* What the task requires: For each line of the data below that holds "such", copy the line.

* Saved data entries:
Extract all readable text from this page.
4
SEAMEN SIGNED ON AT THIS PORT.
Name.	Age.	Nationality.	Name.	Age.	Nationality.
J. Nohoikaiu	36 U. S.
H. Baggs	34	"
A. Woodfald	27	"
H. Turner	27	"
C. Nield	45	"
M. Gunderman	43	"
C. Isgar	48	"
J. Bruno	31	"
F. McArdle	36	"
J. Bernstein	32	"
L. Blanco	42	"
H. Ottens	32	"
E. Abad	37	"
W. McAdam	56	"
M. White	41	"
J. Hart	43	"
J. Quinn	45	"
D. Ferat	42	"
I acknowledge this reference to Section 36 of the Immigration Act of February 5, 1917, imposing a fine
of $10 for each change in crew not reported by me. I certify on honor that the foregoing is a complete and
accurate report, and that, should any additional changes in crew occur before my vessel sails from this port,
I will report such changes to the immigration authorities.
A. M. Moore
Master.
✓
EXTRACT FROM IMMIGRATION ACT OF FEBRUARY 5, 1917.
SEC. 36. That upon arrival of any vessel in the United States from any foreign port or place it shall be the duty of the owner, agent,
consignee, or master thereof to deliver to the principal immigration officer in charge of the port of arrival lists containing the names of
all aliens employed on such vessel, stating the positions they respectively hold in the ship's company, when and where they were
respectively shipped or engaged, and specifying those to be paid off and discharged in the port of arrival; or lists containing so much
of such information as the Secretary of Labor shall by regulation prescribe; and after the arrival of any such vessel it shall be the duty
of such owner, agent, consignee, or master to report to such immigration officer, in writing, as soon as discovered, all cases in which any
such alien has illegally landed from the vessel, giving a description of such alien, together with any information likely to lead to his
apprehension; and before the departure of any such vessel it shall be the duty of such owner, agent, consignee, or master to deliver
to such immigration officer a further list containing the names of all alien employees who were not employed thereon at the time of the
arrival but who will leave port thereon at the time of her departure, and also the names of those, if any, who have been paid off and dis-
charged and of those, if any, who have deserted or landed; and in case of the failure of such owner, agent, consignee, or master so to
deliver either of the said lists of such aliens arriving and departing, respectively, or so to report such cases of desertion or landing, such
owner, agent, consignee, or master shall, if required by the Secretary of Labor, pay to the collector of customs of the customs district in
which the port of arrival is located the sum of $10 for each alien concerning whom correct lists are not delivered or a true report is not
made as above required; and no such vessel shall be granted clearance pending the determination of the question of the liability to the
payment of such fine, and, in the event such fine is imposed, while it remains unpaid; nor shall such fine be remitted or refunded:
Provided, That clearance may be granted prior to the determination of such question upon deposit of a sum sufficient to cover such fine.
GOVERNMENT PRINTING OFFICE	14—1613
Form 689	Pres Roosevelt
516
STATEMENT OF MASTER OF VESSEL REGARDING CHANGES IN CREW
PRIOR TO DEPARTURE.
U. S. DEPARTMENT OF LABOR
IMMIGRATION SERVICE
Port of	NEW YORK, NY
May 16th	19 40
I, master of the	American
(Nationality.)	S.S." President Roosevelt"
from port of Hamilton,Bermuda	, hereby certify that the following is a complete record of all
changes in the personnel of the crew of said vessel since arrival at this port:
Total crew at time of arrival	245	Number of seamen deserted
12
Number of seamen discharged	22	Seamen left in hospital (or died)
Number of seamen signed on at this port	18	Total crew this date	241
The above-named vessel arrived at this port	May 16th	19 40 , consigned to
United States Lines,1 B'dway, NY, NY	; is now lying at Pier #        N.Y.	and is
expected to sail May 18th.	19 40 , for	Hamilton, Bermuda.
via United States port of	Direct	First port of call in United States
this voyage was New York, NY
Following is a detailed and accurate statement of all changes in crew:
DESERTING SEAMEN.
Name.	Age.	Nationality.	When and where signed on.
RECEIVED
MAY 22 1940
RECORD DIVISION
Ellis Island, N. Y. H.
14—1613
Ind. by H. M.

* Output for this exercise:
I will report such changes to the immigration authorities.
all aliens employed on such vessel, stating the positions they respectively hold in the ship's company, when and where they were
of such information as the Secretary of Labor shall by regulation prescribe; and after the arrival of any such vessel it shall be the duty
of such owner, agent, consignee, or master to report to such immigration officer, in writing, as soon as discovered, all cases in which any
such alien has illegally landed from the vessel, giving a description of such alien, together with any information likely to lead to his
apprehension; and before the departure of any such vessel it shall be the duty of such owner, agent, consignee, or master to deliver
to such immigration officer a further list containing the names of all alien employees who were not employed thereon at the time of the
charged and of those, if any, who have deserted or landed; and in case of the failure of such owner, agent, consignee, or master so to
deliver either of the said lists of such aliens arriving and departing, respectively, or so to report such cases of desertion or landing, such
made as above required; and no such vessel shall be granted clearance pending the determination of the question of the liability to the
payment of such fine, and, in the event such fine is imposed, while it remains unpaid; nor shall such fine be remitted or refunded:
Provided, That clearance may be granted prior to the determination of such question upon deposit of a sum sufficient to cover such fine.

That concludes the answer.